**Your task**.
Search the entries below. Return every line that has "θανάτων" in it.

**Records to use**.
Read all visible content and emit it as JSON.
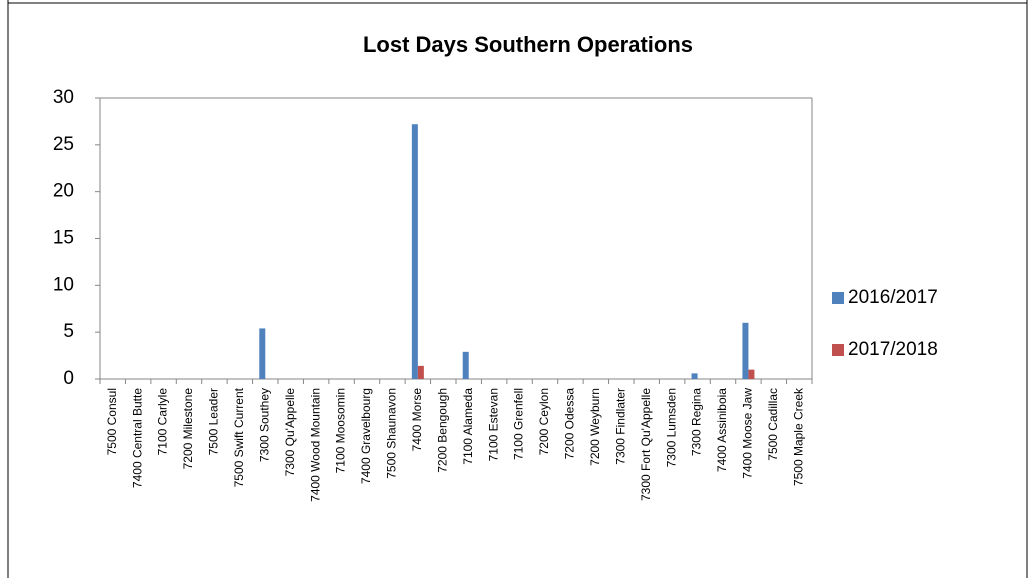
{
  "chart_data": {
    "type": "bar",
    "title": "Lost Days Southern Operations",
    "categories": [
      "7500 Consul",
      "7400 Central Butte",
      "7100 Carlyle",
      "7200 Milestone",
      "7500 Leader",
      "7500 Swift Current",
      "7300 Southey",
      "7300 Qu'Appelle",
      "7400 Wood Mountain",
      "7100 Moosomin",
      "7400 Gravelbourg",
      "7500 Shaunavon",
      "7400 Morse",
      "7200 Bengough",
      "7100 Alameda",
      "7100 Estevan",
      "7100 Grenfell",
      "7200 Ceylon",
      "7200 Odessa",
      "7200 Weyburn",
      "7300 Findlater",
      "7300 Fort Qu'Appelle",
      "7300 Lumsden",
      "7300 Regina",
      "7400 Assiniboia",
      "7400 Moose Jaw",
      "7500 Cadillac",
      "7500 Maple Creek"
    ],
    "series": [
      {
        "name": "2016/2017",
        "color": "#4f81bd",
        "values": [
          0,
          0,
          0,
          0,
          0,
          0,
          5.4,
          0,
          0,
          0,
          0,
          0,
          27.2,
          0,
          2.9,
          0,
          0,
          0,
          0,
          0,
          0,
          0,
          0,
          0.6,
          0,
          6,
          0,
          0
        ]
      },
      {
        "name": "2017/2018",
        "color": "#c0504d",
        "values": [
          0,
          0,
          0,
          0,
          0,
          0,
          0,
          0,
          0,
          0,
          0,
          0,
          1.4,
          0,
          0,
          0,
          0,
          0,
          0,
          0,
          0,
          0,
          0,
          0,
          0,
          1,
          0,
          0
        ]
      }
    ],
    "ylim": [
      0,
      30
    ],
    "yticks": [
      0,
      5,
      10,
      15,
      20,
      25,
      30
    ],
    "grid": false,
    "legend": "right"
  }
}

---

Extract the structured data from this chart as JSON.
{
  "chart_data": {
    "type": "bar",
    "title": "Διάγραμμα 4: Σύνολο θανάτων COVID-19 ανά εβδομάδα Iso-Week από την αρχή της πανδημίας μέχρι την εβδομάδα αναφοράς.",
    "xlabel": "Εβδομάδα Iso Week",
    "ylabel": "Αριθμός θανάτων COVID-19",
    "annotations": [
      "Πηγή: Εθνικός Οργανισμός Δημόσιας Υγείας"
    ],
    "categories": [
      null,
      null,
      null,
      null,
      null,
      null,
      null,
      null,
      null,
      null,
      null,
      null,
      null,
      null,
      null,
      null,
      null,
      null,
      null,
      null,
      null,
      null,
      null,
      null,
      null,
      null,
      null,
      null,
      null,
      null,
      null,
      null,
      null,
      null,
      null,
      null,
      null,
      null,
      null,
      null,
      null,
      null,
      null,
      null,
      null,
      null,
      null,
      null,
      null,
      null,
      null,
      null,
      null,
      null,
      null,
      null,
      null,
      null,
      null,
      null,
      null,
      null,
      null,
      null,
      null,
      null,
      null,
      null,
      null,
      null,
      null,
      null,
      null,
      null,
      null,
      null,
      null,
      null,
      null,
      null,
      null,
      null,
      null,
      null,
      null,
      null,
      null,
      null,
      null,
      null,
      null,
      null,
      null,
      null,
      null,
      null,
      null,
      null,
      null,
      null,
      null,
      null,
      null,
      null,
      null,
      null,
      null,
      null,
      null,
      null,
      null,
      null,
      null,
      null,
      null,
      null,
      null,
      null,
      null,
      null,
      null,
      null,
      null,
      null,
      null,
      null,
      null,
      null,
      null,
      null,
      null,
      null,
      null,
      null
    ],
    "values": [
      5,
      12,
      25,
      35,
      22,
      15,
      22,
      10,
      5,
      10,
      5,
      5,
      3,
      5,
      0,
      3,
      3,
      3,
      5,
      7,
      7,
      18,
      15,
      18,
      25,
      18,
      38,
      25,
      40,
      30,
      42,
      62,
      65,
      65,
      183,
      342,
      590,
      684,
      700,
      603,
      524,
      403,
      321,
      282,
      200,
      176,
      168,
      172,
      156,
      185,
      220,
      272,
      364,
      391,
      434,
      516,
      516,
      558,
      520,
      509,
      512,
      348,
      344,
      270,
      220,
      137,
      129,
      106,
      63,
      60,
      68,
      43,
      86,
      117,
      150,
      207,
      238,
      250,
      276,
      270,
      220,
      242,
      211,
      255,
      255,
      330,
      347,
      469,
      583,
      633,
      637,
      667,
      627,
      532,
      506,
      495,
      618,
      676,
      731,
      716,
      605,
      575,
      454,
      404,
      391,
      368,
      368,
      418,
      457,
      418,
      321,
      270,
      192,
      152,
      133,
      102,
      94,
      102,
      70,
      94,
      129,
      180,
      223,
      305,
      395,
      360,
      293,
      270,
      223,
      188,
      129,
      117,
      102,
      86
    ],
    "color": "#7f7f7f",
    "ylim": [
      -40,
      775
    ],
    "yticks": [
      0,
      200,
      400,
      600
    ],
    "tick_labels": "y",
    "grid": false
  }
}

**Response to this exercise**.
    "title": "Διάγραμμα 4: Σύνολο θανάτων COVID-19 ανά εβδομάδα Iso-Week από την αρχή της πανδημίας μέχρι την εβδομάδα αναφοράς.",
    "ylabel": "Αριθμός θανάτων COVID-19",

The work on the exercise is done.